Brief —
Extract each line containing the string "with".

Supplied records —
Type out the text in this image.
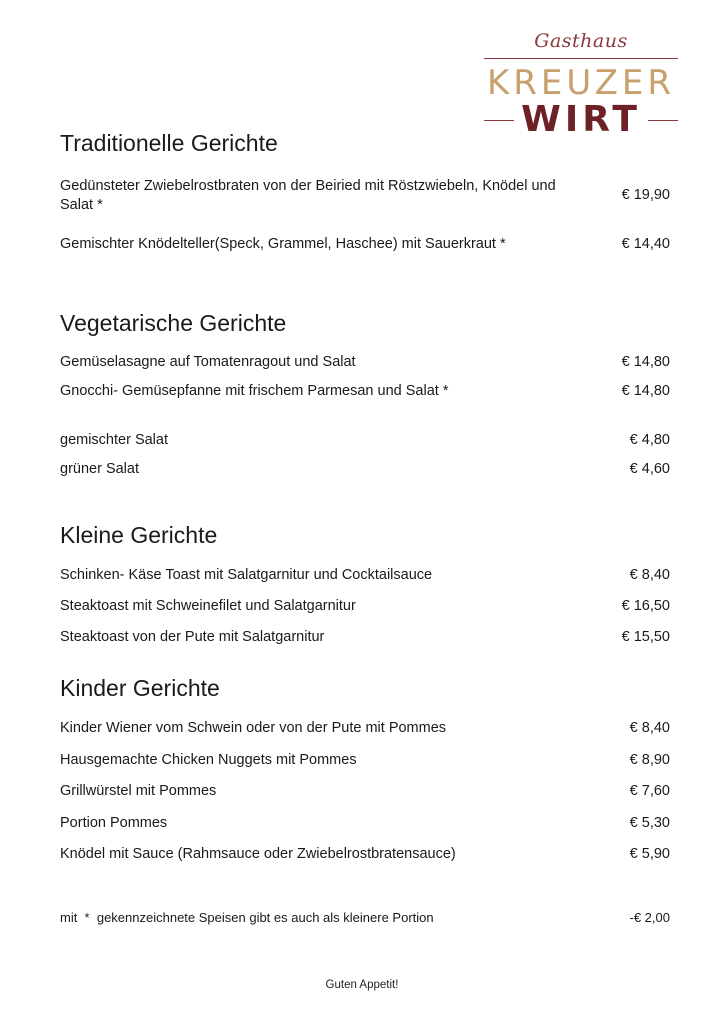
Gasthaus
KREUZER
WIRT
Traditionelle Gerichte
Gedünsteter Zwiebelrostbraten von der Beiried mit Röstzwiebeln, Knödel und Salat *
€ 19,90
Gemischter Knödelteller(Speck, Grammel, Haschee) mit Sauerkraut *	€ 14,40
Vegetarische Gerichte
Gemüselasagne auf Tomatenragout und Salat	€ 14,80
Gnocchi- Gemüsepfanne mit frischem Parmesan und Salat *	€ 14,80
gemischter Salat	€ 4,80
grüner Salat	€ 4,60
Kleine Gerichte
Schinken- Käse Toast mit Salatgarnitur und Cocktailsauce	€ 8,40
Steaktoast mit Schweinefilet und Salatgarnitur	€ 16,50
Steaktoast von der Pute mit Salatgarnitur	€ 15,50
Kinder Gerichte
Kinder Wiener vom Schwein oder von der Pute mit Pommes	€ 8,40
Hausgemachte Chicken Nuggets mit Pommes	€ 8,90
Grillwürstel mit Pommes	€ 7,60
Portion Pommes	€ 5,30
Knödel mit Sauce (Rahmsauce oder Zwiebelrostbratensauce)	€ 5,90
mit  *  gekennzeichnete Speisen gibt es auch als kleinere Portion	-€ 2,00
Guten Appetit!
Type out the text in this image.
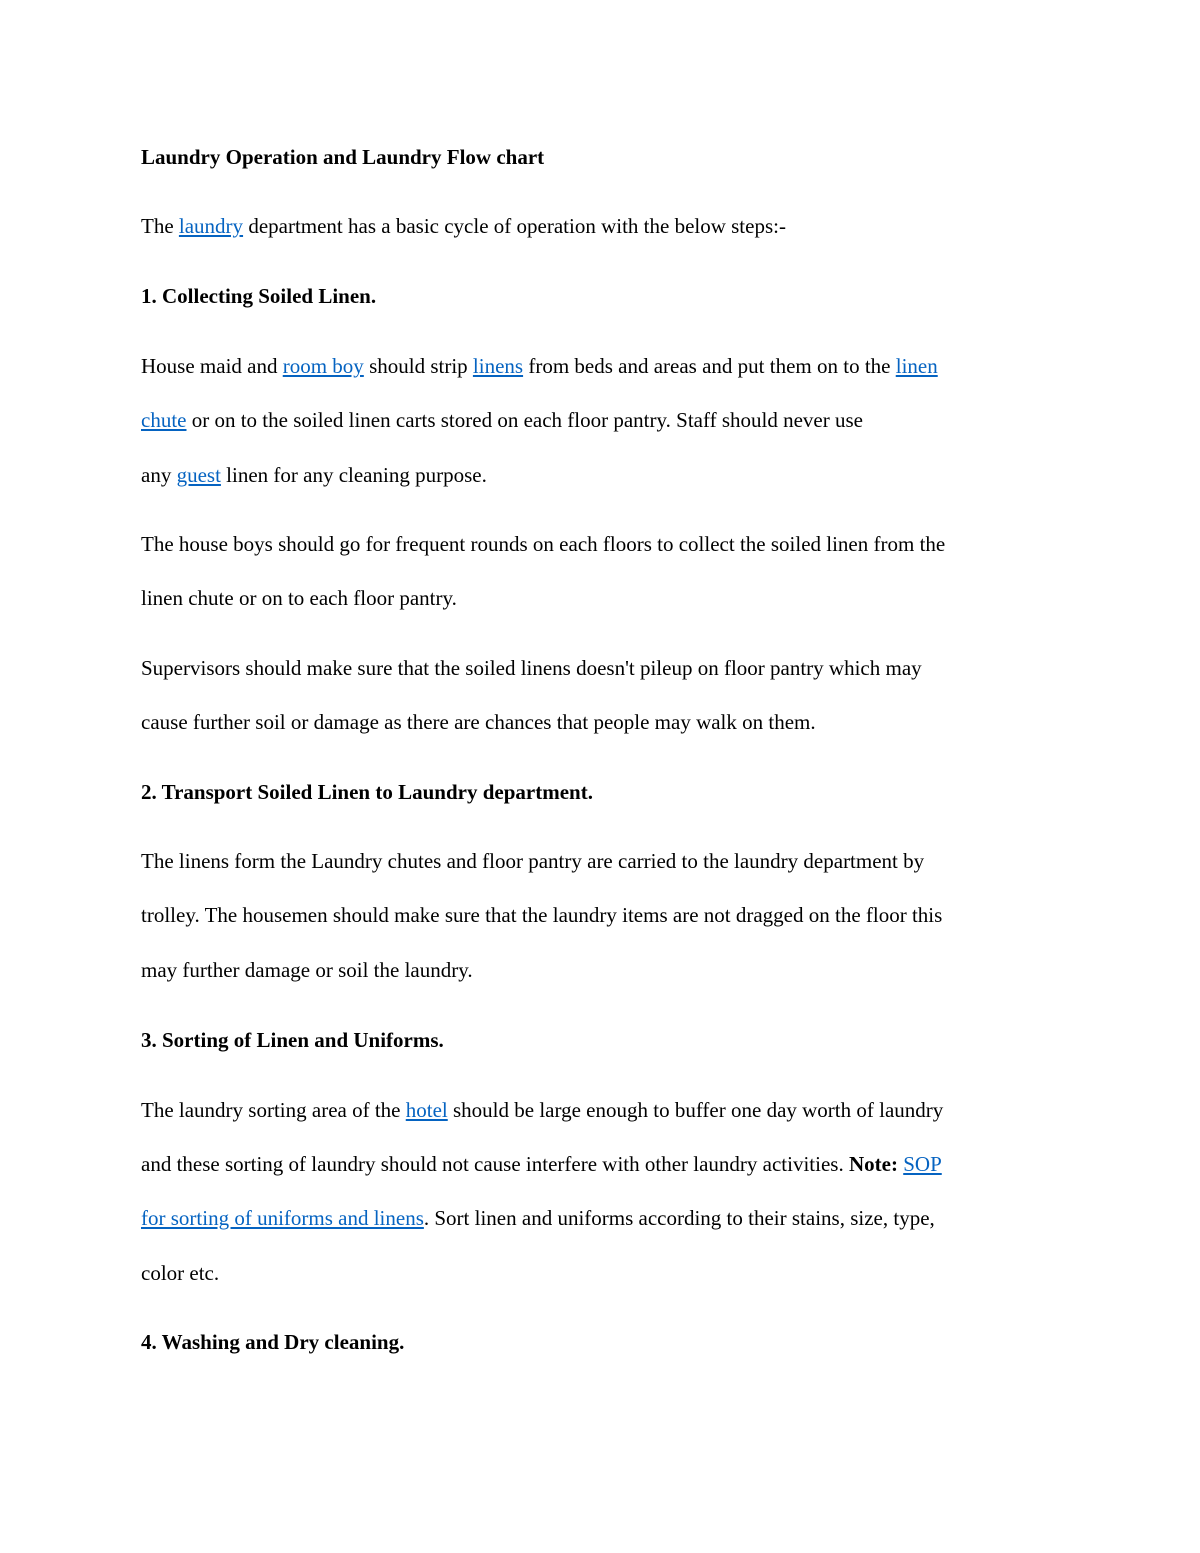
Laundry Operation and Laundry Flow chart
The laundry department has a basic cycle of operation with the below steps:-
1. Collecting Soiled Linen.
House maid and room boy should strip linens from beds and areas and put them on to the linen
chute or on to the soiled linen carts stored on each floor pantry. Staff should never use
any guest linen for any cleaning purpose.
The house boys should go for frequent rounds on each floors to collect the soiled linen from the
linen chute or on to each floor pantry.
Supervisors should make sure that the soiled linens doesn't pileup on floor pantry which may
cause further soil or damage as there are chances that people may walk on them.
2. Transport Soiled Linen to Laundry department.
The linens form the Laundry chutes and floor pantry are carried to the laundry department by
trolley. The housemen should make sure that the laundry items are not dragged on the floor this
may further damage or soil the laundry.
3. Sorting of Linen and Uniforms.
The laundry sorting area of the hotel should be large enough to buffer one day worth of laundry
and these sorting of laundry should not cause interfere with other laundry activities. Note: SOP
for sorting of uniforms and linens. Sort linen and uniforms according to their stains, size, type,
color etc.
4. Washing and Dry cleaning.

Task response —
The laundry department has a basic cycle of operation with the below steps:-
and these sorting of laundry should not cause interfere with other laundry activities. Note: SOP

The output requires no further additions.